(Dataset entries)
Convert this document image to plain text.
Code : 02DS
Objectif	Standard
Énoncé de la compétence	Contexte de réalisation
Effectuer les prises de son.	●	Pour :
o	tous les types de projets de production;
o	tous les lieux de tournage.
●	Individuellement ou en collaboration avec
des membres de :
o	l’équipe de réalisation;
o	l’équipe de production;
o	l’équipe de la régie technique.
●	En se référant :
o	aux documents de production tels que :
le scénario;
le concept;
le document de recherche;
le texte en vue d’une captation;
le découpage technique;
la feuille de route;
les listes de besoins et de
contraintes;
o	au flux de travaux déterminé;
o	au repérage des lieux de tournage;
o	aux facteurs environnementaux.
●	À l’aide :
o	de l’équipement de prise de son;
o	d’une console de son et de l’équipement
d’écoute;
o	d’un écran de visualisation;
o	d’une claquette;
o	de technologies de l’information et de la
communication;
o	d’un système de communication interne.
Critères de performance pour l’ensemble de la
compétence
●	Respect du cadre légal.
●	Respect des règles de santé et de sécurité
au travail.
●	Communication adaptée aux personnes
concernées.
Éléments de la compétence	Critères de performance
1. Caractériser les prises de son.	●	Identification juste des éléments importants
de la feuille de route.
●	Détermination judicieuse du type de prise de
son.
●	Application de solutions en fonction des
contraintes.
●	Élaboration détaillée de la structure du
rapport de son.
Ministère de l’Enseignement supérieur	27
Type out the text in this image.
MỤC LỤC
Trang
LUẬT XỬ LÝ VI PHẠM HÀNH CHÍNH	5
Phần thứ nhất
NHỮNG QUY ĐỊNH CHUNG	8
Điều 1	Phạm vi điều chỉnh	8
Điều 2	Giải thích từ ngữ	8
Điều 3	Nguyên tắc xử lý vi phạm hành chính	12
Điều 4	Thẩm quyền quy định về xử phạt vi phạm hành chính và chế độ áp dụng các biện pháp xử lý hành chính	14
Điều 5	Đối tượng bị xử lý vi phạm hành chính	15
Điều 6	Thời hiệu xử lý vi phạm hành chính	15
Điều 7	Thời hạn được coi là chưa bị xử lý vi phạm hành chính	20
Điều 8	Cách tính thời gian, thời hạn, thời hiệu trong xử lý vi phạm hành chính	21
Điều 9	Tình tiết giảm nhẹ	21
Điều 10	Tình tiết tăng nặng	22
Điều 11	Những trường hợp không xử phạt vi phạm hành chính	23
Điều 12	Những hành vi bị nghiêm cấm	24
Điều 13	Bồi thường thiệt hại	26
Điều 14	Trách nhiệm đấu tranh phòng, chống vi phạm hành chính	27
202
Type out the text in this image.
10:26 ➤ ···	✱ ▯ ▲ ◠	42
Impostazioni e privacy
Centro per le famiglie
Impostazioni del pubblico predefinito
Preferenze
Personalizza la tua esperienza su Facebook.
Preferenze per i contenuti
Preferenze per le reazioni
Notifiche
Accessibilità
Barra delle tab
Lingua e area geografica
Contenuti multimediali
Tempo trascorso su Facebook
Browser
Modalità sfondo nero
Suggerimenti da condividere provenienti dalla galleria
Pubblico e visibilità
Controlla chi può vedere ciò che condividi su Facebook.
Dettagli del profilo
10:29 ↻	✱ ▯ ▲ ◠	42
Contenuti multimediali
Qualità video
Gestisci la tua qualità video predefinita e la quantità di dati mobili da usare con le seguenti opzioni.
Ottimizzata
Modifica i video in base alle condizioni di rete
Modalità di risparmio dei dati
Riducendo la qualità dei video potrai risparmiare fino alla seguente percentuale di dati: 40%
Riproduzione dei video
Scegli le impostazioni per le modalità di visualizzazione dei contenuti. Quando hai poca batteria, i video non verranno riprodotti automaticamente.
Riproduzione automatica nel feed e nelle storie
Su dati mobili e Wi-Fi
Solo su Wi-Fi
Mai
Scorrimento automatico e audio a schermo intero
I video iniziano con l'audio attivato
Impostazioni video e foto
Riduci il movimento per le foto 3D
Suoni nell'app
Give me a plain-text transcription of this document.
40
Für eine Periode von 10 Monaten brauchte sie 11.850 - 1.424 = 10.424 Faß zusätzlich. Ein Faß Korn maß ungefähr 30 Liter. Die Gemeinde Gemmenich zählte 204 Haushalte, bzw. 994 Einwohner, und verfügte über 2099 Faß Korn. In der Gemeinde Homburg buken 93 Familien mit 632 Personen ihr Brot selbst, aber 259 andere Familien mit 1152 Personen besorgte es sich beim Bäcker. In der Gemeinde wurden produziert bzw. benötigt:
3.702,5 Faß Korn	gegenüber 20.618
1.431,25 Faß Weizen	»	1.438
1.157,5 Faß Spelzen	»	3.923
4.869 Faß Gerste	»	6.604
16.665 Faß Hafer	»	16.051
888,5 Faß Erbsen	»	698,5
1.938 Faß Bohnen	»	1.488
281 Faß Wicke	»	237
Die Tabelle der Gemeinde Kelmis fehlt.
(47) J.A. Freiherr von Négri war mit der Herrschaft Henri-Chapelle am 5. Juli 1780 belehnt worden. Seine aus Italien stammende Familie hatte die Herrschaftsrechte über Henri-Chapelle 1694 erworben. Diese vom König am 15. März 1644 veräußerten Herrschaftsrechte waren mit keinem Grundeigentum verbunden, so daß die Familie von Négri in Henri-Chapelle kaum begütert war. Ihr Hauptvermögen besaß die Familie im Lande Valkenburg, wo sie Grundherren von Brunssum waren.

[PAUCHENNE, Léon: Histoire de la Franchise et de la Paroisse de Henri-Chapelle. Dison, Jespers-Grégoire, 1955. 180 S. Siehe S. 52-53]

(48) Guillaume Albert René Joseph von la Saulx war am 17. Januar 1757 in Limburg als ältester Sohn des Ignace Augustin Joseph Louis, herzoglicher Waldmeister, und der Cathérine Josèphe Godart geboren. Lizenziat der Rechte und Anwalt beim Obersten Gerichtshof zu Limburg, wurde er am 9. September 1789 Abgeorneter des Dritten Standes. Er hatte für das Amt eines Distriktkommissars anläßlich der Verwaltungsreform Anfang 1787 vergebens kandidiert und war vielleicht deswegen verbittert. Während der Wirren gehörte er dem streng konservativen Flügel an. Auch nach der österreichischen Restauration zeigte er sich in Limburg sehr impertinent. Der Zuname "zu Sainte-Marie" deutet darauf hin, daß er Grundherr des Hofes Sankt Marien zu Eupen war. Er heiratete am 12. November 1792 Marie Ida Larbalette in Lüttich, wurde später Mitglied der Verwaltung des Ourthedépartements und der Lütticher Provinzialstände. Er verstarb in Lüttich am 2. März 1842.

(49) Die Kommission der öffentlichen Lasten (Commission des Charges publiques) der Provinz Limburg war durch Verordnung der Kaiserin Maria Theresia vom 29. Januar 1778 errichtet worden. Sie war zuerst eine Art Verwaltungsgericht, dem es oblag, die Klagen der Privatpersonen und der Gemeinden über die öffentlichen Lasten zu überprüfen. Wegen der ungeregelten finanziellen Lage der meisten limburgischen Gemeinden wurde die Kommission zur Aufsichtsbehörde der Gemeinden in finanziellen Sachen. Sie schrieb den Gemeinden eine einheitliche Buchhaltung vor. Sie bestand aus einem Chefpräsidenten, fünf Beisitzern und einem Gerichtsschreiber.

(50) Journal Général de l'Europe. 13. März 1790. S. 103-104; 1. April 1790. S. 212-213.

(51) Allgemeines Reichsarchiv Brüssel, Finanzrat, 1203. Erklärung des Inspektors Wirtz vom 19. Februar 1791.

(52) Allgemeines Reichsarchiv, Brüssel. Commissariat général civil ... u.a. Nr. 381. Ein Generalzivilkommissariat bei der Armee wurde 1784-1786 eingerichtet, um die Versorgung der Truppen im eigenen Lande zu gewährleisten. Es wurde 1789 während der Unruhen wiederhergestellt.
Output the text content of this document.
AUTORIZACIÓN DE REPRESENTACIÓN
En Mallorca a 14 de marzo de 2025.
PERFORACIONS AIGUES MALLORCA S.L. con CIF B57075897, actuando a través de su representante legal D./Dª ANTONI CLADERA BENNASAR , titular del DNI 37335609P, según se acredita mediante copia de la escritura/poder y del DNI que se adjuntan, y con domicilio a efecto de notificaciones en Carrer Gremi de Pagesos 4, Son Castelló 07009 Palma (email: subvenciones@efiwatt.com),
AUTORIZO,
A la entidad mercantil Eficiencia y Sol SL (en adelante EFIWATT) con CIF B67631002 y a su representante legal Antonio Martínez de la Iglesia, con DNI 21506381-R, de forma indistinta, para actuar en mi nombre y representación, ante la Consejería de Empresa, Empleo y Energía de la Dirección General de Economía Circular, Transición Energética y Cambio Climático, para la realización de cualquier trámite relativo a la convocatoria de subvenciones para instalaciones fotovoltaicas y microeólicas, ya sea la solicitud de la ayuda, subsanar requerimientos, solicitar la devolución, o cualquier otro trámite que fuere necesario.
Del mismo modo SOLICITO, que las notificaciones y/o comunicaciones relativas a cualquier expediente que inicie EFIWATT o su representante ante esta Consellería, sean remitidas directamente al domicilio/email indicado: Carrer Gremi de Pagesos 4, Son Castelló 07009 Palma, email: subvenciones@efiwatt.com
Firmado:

__What is needed__: Look through the listing and extract every line with "Chapelle" in it.

__Task answer__:
(47) J.A. Freiherr von Négri war mit der Herrschaft Henri-Chapelle am 5. Juli 1780 belehnt worden. Seine aus Italien stammende Familie hatte die Herrschaftsrechte über Henri-Chapelle 1694 erworben. Diese vom König am 15. März 1644 veräußerten Herrschaftsrechte waren mit keinem Grundeigentum verbunden, so daß die Familie von Négri in Henri-Chapelle kaum begütert war. Ihr Hauptvermögen besaß die Familie im Lande Valkenburg, wo sie Grundherren von Brunssum waren.
[PAUCHENNE, Léon: Histoire de la Franchise et de la Paroisse de Henri-Chapelle. Dison, Jespers-Grégoire, 1955. 180 S. Siehe S. 52-53]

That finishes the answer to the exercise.